→ Directions
Filter the records below for the word "하나님의". Copy each line that holds it.
----
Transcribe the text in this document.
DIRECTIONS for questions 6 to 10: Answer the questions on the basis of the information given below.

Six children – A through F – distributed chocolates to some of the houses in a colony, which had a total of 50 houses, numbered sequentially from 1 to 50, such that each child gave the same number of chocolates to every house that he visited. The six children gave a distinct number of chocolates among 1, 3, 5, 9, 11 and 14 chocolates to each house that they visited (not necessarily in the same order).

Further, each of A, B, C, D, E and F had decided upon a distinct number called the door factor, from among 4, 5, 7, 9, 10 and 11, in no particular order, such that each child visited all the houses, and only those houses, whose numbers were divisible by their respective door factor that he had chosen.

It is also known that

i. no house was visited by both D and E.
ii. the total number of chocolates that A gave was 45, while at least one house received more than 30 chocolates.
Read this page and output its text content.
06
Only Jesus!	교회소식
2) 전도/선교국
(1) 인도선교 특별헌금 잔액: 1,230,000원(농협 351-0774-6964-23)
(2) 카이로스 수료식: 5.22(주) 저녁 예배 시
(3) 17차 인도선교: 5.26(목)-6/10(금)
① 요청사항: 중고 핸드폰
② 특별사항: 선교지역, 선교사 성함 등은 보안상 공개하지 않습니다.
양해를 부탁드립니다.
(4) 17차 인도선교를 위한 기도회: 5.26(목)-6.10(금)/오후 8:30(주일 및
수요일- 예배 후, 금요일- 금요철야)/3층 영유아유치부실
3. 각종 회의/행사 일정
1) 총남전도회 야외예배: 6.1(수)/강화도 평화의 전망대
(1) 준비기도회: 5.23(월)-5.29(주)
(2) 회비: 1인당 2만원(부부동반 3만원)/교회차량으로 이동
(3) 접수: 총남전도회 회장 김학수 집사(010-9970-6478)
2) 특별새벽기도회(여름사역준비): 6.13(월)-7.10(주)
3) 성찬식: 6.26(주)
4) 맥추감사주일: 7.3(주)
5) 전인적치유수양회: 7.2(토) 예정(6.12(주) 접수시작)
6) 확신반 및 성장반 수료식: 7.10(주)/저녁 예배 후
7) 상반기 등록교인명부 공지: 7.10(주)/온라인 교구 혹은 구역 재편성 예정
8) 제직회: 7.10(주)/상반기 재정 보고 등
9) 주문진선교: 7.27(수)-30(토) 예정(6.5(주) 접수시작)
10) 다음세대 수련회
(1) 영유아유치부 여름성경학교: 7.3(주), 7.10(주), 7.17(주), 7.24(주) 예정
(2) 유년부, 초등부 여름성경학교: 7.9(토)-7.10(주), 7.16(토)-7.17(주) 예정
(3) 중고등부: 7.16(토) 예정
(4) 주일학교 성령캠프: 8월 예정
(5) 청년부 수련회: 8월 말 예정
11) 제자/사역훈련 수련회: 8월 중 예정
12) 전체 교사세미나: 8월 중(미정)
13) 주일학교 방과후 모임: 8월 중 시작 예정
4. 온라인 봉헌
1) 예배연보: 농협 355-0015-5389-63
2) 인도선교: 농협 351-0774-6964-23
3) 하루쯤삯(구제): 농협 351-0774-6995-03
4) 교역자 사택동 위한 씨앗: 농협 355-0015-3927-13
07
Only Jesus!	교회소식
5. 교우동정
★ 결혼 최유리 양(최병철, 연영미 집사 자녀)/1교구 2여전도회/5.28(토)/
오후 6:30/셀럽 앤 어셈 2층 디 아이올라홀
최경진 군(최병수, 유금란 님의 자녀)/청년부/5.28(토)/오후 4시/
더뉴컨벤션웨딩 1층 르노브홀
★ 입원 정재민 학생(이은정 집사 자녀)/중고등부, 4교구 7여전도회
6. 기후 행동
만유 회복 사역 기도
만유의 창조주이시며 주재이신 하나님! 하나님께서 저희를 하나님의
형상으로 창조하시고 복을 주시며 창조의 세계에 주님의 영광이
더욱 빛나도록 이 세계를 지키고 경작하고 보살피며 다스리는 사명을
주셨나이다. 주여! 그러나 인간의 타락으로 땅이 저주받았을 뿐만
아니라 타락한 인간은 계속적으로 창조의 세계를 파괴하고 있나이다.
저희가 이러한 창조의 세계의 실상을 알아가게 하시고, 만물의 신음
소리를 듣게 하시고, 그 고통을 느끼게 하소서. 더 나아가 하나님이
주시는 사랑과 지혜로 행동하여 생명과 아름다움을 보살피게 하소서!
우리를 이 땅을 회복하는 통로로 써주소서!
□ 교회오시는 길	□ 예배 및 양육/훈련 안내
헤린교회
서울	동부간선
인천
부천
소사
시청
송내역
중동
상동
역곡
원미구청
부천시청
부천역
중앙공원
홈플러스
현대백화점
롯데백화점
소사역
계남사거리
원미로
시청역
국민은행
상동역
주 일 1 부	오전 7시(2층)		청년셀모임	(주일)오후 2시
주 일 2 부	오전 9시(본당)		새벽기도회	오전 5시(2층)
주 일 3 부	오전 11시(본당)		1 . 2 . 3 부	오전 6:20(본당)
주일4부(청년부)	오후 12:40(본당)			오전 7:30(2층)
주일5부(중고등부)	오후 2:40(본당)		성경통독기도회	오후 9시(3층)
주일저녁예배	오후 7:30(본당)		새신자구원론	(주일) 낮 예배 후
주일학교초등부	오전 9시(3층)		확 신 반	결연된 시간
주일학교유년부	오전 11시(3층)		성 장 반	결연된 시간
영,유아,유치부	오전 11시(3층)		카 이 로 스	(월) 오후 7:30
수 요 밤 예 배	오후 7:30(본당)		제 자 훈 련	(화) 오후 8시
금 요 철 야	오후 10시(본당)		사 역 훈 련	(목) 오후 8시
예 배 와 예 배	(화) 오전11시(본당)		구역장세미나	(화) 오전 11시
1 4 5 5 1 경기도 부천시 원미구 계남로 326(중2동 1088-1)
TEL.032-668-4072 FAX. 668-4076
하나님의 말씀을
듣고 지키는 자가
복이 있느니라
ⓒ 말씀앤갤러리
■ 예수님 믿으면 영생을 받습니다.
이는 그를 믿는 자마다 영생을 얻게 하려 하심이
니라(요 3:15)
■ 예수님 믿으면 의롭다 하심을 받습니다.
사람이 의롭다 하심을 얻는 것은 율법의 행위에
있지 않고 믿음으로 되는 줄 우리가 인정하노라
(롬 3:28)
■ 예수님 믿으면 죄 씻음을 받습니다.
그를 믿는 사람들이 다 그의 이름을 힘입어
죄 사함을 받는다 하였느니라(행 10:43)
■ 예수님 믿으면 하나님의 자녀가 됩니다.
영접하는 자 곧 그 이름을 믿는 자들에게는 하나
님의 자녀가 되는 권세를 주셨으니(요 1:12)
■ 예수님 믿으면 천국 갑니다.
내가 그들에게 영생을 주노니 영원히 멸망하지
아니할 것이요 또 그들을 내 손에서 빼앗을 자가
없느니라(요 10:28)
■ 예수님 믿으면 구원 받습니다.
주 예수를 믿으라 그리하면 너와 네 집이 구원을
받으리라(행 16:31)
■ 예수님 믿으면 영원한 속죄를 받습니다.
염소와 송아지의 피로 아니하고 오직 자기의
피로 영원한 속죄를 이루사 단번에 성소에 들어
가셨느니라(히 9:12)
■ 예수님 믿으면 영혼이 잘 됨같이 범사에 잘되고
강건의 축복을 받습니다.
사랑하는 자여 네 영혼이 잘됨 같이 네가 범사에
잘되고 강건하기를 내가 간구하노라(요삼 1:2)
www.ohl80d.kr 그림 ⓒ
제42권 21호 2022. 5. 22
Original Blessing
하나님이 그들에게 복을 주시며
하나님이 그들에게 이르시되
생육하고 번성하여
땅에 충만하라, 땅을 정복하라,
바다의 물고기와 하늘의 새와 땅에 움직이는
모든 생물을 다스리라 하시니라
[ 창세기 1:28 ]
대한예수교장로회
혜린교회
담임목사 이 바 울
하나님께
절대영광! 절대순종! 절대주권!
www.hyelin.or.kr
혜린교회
----
→ Exercise output
만유의 창조주이시며 주재이신 하나님! 하나님께서 저희를 하나님의
하나님의 말씀을
■ 예수님 믿으면 하나님의 자녀가 됩니다.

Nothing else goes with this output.